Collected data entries
━━━
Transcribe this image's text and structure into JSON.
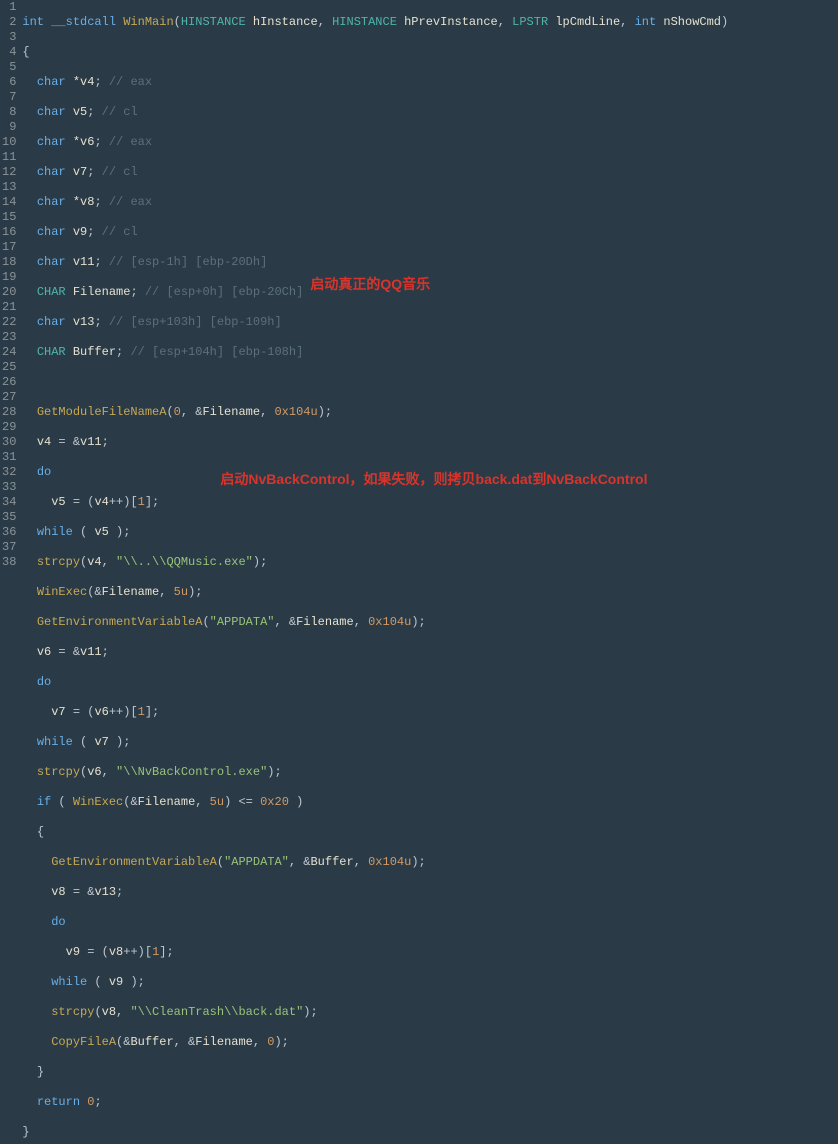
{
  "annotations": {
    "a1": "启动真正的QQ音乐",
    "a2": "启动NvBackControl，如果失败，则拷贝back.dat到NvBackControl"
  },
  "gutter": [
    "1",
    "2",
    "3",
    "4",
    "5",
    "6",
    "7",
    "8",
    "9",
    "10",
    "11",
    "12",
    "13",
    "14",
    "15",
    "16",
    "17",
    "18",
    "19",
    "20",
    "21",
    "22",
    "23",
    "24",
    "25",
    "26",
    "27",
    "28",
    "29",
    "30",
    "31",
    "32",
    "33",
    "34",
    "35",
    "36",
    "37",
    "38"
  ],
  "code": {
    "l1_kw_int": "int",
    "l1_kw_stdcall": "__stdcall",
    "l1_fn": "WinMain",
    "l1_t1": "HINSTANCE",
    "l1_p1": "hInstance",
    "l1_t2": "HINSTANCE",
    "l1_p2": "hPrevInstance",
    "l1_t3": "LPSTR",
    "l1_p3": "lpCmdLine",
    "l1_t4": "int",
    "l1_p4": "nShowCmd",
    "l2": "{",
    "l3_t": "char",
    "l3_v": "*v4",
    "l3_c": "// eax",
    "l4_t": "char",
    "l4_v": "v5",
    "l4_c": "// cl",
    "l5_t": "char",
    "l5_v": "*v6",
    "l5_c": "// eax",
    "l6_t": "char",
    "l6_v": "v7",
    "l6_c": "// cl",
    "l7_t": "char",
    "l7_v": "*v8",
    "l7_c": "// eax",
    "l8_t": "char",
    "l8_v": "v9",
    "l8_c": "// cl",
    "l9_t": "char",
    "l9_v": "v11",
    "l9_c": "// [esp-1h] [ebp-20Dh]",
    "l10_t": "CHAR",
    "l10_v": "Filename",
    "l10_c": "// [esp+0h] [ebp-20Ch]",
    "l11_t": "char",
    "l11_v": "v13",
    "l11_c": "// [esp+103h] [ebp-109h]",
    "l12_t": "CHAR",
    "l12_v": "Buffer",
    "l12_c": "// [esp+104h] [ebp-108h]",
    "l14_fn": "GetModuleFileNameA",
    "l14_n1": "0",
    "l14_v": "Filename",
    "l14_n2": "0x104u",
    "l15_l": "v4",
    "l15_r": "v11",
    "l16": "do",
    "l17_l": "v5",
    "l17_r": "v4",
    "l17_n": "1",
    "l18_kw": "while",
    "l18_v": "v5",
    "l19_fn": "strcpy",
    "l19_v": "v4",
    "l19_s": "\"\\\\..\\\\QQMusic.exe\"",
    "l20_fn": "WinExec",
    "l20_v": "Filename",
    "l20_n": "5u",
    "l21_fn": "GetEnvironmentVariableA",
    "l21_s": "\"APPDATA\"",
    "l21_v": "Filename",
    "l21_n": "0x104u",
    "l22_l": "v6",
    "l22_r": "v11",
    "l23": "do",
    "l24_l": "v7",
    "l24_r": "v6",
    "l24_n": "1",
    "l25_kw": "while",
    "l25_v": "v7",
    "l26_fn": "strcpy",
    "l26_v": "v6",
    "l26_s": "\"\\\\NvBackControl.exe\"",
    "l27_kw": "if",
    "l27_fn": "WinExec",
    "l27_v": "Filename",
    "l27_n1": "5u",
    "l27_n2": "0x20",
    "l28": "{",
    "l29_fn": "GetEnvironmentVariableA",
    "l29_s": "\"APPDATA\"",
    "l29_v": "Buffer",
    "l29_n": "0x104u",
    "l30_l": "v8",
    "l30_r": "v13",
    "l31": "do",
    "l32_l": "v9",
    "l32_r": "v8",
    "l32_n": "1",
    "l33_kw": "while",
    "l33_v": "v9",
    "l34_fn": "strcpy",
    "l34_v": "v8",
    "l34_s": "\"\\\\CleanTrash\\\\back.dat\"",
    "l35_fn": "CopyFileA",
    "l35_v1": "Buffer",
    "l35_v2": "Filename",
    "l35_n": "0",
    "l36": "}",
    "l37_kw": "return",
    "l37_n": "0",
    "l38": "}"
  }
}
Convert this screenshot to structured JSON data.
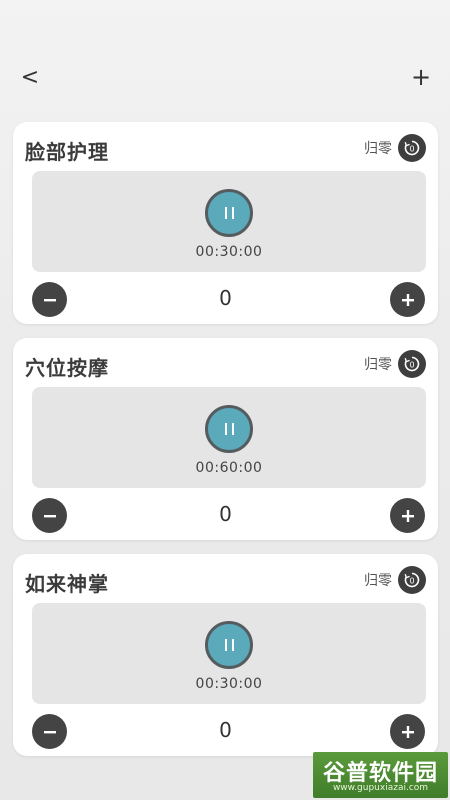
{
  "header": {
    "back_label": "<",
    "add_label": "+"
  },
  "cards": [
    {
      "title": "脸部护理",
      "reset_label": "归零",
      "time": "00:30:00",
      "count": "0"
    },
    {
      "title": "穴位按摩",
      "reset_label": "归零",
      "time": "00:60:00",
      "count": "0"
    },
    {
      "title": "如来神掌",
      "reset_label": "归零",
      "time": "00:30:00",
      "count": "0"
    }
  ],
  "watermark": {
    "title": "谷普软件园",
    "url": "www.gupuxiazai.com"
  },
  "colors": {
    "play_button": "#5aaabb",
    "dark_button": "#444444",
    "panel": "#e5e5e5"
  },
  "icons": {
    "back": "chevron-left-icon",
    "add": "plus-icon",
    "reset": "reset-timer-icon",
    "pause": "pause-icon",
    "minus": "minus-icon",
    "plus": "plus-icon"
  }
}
━━━
### DIRECTIONS FOR THIS TASK:
Each line with the string "while" in it needs to be found and copied.

### EXERCISE OUTPUT:
    "l18_kw": "while",
    "l25_kw": "while",
    "l33_kw": "while",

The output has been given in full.